--- Your instructions ---
Begin at the line that contains "What's the underlying" and reproduce it along with every line after it to the end of the listing; skip any pictures.
-- begin --
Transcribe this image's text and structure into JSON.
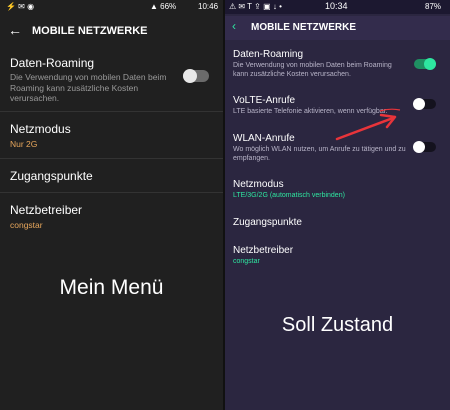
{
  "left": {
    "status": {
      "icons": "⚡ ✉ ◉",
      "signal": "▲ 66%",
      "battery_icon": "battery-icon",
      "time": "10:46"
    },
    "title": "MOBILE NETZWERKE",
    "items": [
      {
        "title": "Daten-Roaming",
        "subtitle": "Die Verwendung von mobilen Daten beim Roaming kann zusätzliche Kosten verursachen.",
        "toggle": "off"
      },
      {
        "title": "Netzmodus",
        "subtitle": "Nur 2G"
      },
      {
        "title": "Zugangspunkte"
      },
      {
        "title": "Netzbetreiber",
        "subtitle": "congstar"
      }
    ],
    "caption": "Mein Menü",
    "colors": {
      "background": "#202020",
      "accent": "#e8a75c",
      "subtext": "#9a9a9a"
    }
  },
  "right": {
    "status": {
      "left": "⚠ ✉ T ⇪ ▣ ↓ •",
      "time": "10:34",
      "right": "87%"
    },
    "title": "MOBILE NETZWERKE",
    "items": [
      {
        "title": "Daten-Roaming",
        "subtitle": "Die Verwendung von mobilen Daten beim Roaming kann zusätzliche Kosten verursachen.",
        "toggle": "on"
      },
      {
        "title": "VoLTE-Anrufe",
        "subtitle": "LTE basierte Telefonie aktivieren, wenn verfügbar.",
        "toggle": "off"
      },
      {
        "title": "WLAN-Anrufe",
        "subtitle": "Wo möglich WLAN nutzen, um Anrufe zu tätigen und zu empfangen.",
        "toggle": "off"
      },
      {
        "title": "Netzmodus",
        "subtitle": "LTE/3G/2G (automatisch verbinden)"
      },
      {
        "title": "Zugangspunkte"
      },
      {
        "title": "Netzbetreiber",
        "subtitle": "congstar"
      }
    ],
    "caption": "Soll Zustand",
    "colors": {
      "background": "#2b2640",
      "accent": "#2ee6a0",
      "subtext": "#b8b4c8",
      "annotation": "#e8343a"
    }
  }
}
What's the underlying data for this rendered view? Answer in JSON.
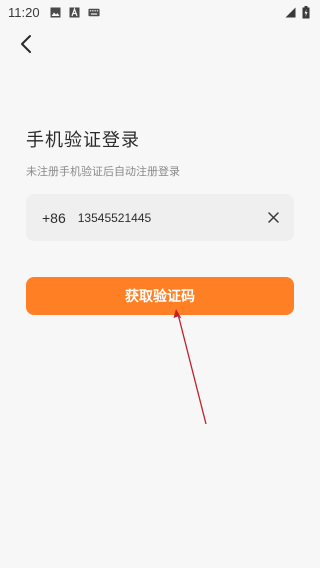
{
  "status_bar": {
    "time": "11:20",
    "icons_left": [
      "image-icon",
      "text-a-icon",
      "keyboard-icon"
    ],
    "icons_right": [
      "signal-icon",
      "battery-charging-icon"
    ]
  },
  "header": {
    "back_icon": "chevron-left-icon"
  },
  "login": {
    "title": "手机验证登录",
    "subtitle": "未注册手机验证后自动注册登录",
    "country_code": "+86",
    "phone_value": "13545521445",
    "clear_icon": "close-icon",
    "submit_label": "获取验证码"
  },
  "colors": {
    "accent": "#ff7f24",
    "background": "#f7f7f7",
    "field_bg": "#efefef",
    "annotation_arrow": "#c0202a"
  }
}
-- end --
--- Solution to this task ---
What's the underlying data for this rendered view? Answer in JSON.
{
  "status_bar": {
    "time": "11:20",
    "icons_left": [
      "image-icon",
      "text-a-icon",
      "keyboard-icon"
    ],
    "icons_right": [
      "signal-icon",
      "battery-charging-icon"
    ]
  },
  "header": {
    "back_icon": "chevron-left-icon"
  },
  "login": {
    "title": "手机验证登录",
    "subtitle": "未注册手机验证后自动注册登录",
    "country_code": "+86",
    "phone_value": "13545521445",
    "clear_icon": "close-icon",
    "submit_label": "获取验证码"
  },
  "colors": {
    "accent": "#ff7f24",
    "background": "#f7f7f7",
    "field_bg": "#efefef",
    "annotation_arrow": "#c0202a"
  }
}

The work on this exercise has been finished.